Lot 15. A superb large Jizhou 'partridge feather' meiping, Southern Song dynasty, 35.8 cm, 14 1/8 in. Estimate 1,000,000 — 1,500,000 HKD. Lot sold 3,700,000 HKD. Photo: Sotheby's.
robustly potted with a tapering body rising to broad round shoulders, sweeping up to a short neck with rolled lip, the body liberally decorated with variegated cream-coloured splashes against a dark brown ground mimicking partridge feathers, save for the knife-pared footring unglazed revealing the buff body, the base covered in a dark brown matte glaze.
Provenance: Collection of the Chang Foundation, Taipei.
Literature: James Spencer (comp.), Selected Chinese Ceramics from Han to Qing Dynasties, Chang Foundation, Taipei, 1990, cat. no. 54.
Zhongguo gu ci yao daxi. Zhongguo Jizhou yao/Series of China’s Ancient Porcelain Kiln Sites. Jizhou Kiln of China, Beiing, 2013, p. 313, fig. 12.
Note: This meiping can be considered one of the major masterpieces of the Jizhou kilns in Jiangxi province. Although the serene shape of this vase and the mottled glaze, with its irregular cream and russet-coloured markings on a lustrous dark brown ground, are characteristic of the kilns’ production, the patterned glaze has rarely turned out as successfully as on this piece, and vases of this type are rarely as large and superbly proportioned. This glaze pattern, in China generally known as ‘partridge’ (zhegu) or, with more amber-coloured splashes, ‘tortoiseshell’ (daimei) mottling, is one of the highly creative and technically challenging decorative techniques developed at the Jizhou kilns by evenly covering the surface of the vessel with an irregular pattern of ash-rich glaze splashes to achieve a naturalistic effect reminiscent of the spotted pattern of partridge feathers or hawksbill turtle shells. Such techniques, inspired by nature, appealed to the predilections of the Southern Song (1127-1279) literati.
□ □ □ □
**BRIEF 1**
Answer these questions about the lot description:
(a) For what price was the lot sold?
(b) Whose collection is given as the provenance of the meiping?
(c) What dates does the note give for the Southern Song?

[Records from a collection]
□ □ □ □
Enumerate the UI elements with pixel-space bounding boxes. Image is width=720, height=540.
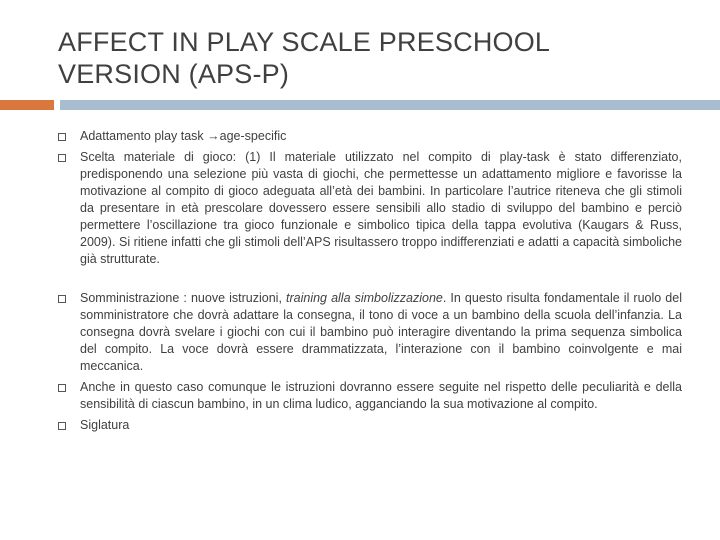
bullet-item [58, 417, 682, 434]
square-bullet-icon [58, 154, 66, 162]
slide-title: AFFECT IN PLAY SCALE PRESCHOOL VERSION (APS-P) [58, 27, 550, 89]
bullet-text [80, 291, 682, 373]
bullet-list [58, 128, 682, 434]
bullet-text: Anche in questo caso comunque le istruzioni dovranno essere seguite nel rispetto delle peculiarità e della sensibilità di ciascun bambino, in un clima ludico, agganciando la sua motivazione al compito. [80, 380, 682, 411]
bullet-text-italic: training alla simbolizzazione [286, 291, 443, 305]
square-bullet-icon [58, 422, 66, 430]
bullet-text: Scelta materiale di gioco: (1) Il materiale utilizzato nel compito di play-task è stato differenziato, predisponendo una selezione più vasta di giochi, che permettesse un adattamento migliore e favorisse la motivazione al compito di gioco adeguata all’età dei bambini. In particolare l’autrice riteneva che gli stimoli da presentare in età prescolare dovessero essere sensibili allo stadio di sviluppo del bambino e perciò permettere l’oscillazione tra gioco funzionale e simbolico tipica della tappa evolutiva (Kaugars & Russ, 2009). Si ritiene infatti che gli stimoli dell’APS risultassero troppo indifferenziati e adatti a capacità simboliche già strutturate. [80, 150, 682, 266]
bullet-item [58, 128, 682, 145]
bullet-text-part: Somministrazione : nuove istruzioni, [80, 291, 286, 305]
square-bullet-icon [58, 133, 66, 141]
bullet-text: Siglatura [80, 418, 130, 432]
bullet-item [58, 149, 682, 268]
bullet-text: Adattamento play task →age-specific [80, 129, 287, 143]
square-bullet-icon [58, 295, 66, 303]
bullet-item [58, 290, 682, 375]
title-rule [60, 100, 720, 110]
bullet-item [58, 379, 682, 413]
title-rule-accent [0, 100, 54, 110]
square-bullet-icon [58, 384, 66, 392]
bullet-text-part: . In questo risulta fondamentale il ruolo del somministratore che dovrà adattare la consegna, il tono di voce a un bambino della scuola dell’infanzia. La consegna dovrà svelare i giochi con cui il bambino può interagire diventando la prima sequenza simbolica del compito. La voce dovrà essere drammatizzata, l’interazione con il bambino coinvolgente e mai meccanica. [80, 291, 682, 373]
□ □ □ □
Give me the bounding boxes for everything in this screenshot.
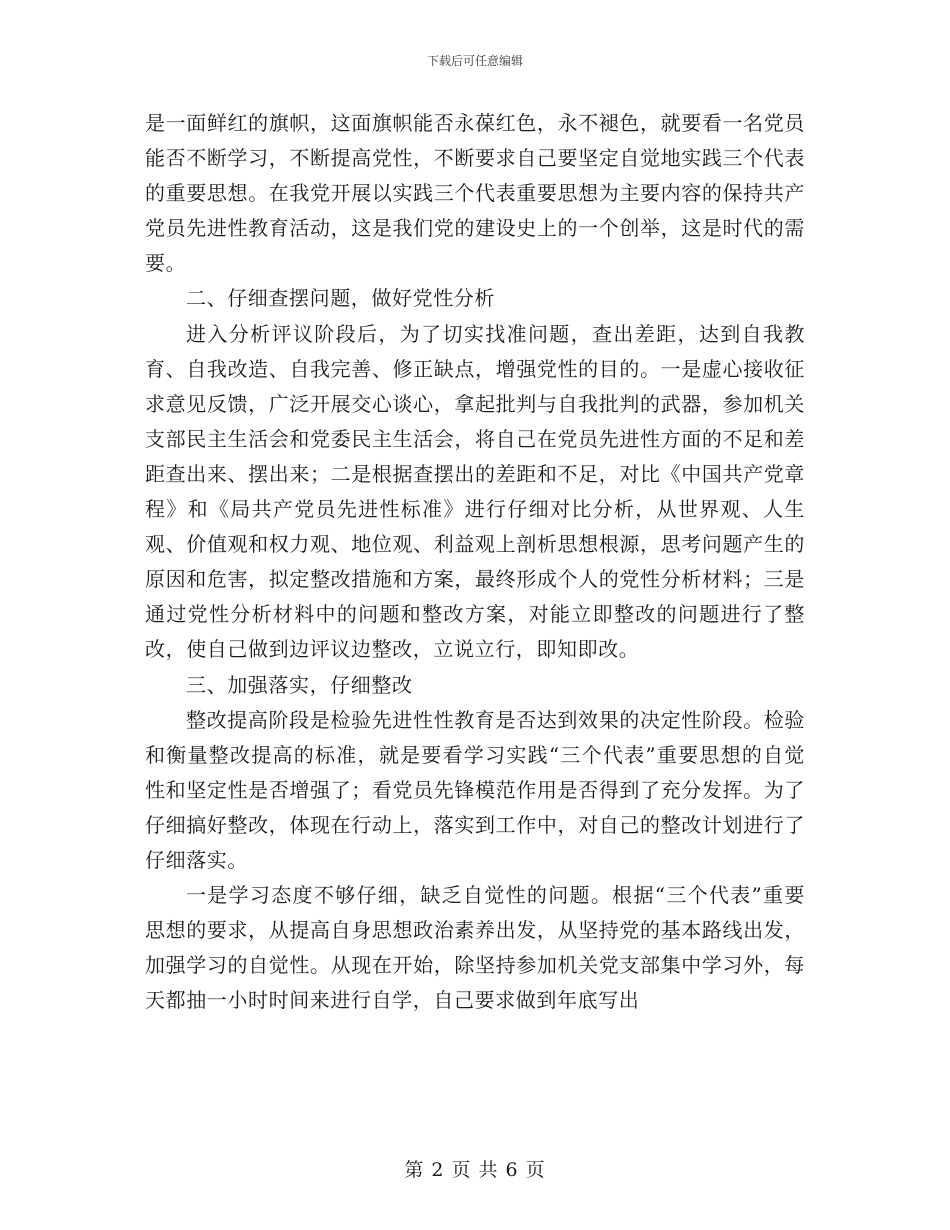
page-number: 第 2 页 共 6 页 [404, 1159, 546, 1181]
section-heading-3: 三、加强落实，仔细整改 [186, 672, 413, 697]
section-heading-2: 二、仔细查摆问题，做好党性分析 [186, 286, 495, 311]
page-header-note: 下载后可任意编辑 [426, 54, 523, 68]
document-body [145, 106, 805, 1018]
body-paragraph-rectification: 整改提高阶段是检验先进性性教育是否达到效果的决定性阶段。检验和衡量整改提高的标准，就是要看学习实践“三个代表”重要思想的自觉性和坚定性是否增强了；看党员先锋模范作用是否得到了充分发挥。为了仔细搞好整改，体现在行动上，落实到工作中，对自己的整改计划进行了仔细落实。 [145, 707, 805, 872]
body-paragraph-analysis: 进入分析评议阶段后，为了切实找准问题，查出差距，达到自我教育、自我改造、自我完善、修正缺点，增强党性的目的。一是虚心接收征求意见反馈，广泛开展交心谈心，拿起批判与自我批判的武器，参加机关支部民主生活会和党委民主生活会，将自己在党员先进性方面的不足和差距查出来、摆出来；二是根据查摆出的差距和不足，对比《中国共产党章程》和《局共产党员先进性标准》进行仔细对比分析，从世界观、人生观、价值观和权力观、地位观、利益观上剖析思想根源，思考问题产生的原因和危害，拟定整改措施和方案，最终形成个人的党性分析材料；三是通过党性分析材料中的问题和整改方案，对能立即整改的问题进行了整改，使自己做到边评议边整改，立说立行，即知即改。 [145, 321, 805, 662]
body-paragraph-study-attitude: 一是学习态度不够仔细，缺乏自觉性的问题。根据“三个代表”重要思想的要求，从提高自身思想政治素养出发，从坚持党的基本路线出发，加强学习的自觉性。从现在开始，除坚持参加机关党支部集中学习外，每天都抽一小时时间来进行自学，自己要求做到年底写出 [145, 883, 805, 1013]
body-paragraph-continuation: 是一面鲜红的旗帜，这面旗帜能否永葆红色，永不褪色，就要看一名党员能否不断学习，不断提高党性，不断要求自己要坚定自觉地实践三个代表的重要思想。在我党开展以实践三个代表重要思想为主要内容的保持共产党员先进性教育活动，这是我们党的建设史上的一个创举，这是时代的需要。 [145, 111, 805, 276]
□ □ □ □
**BRIEF 2**
How many lines of the records contain the string "title"? Give only the number.

**CORRECT OUTPUT 1**
(a) 3,700,000 HKD
(b) The Collection of the Chang Foundation, Taipei
(c) 1127-1279

**CORRECT OUTPUT 2**
3